Raw records -
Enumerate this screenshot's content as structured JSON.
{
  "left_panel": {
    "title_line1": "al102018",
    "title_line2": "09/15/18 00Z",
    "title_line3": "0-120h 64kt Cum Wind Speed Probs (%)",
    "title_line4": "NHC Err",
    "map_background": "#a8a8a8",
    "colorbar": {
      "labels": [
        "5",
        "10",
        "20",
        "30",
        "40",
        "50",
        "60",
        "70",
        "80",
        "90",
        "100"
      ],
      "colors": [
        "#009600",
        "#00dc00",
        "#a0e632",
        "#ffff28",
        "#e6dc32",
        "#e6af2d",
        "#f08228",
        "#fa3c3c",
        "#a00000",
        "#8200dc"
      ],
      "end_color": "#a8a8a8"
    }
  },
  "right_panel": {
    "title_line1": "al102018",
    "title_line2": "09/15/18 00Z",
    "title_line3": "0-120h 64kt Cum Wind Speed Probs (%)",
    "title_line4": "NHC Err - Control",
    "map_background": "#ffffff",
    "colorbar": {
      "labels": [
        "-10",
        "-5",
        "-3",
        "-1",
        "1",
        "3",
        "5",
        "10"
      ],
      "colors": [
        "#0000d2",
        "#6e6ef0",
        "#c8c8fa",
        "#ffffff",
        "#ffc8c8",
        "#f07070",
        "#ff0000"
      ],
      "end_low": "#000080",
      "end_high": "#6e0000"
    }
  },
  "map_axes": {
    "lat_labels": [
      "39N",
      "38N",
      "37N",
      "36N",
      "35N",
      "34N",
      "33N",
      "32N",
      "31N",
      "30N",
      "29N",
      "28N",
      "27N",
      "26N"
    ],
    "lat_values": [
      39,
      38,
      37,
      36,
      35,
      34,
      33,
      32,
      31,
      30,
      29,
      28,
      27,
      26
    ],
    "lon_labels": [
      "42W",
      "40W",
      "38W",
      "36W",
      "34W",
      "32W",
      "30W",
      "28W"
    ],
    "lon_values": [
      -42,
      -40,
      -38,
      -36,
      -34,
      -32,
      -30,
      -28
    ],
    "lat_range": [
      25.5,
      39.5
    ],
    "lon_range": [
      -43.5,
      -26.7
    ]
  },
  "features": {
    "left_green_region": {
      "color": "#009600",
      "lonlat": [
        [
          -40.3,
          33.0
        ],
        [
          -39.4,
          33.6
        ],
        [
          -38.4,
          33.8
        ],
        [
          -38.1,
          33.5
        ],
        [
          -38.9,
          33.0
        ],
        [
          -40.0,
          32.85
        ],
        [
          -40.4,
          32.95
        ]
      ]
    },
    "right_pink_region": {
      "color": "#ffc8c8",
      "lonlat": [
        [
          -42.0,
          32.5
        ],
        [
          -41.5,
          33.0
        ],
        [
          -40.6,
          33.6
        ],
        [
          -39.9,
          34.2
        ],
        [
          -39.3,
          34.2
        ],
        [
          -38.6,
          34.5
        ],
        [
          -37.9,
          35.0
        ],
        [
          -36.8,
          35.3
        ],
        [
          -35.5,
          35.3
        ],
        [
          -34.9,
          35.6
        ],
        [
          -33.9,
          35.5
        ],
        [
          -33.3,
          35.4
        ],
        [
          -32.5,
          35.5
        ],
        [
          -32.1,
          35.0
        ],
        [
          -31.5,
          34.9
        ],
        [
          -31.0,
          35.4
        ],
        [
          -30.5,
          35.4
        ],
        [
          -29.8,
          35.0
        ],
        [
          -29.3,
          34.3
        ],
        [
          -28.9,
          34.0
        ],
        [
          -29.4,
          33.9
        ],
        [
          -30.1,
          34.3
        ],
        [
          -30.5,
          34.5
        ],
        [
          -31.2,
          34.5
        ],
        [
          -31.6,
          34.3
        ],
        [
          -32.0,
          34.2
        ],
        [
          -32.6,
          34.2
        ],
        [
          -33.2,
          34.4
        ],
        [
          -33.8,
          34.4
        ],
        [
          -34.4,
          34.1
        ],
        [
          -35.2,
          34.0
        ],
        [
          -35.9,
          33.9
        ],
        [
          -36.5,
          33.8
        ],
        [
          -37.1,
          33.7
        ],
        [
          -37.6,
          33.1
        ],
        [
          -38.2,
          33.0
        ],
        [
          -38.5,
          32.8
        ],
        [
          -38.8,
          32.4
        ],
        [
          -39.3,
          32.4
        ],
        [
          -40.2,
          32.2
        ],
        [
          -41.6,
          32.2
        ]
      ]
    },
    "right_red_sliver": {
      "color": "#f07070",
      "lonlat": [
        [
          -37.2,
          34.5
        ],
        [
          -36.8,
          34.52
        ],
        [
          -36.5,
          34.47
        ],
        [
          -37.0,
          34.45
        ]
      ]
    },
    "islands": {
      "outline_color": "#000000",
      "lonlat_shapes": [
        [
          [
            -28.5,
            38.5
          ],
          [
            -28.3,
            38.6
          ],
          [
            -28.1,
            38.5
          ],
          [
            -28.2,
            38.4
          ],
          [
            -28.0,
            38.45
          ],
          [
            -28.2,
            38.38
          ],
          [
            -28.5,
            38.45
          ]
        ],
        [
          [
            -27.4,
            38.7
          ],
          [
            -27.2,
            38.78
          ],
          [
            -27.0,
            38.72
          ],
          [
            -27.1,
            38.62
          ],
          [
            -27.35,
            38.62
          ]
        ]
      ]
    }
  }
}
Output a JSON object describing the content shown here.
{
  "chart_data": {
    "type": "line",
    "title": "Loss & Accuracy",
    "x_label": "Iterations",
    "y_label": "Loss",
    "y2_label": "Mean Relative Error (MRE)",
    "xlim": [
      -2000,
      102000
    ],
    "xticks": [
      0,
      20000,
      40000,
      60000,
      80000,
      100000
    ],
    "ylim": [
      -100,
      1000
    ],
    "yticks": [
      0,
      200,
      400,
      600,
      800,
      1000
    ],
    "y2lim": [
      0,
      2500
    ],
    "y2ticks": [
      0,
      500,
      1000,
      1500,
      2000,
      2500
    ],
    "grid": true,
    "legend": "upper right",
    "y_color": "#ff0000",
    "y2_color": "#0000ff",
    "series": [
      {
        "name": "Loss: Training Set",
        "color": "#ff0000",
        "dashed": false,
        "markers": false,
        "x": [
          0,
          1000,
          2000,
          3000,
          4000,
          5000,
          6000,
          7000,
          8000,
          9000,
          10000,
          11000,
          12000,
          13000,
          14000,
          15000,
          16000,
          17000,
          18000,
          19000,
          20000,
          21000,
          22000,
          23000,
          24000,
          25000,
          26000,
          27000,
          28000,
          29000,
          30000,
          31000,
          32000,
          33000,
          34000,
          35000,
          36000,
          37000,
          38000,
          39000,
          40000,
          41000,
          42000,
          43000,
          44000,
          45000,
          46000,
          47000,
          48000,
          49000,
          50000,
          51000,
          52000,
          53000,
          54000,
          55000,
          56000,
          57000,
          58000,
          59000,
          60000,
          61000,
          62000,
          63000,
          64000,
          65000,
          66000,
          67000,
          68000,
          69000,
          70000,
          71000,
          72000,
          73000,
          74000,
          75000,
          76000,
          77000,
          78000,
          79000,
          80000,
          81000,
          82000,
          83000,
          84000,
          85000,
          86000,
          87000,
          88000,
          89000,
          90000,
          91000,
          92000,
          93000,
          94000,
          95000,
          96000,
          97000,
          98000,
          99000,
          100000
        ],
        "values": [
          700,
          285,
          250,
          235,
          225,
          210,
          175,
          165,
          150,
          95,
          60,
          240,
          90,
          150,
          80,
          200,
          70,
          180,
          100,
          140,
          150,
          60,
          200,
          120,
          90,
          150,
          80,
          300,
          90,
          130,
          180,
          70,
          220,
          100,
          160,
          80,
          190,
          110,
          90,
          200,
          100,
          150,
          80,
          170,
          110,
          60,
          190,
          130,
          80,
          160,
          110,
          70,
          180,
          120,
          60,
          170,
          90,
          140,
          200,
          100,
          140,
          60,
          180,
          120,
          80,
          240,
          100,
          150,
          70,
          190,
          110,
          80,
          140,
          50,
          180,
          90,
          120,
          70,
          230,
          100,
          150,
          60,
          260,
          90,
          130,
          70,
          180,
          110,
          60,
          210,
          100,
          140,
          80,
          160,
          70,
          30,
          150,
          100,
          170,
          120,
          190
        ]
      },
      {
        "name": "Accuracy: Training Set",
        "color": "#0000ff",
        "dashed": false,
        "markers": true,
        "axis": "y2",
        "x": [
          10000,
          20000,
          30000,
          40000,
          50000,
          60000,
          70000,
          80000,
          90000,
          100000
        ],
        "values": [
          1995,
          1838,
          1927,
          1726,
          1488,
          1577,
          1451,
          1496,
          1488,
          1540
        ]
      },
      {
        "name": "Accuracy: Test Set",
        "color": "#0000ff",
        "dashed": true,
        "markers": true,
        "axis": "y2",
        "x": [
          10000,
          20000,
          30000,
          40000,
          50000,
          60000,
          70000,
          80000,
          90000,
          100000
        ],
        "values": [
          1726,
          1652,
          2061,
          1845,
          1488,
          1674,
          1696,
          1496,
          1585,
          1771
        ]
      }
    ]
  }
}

Exercise description -
Select every line where the word "Loss" occurs.

Expected answer -
    "title": "Loss & Accuracy",
    "y_label": "Loss",
        "name": "Loss: Training Set",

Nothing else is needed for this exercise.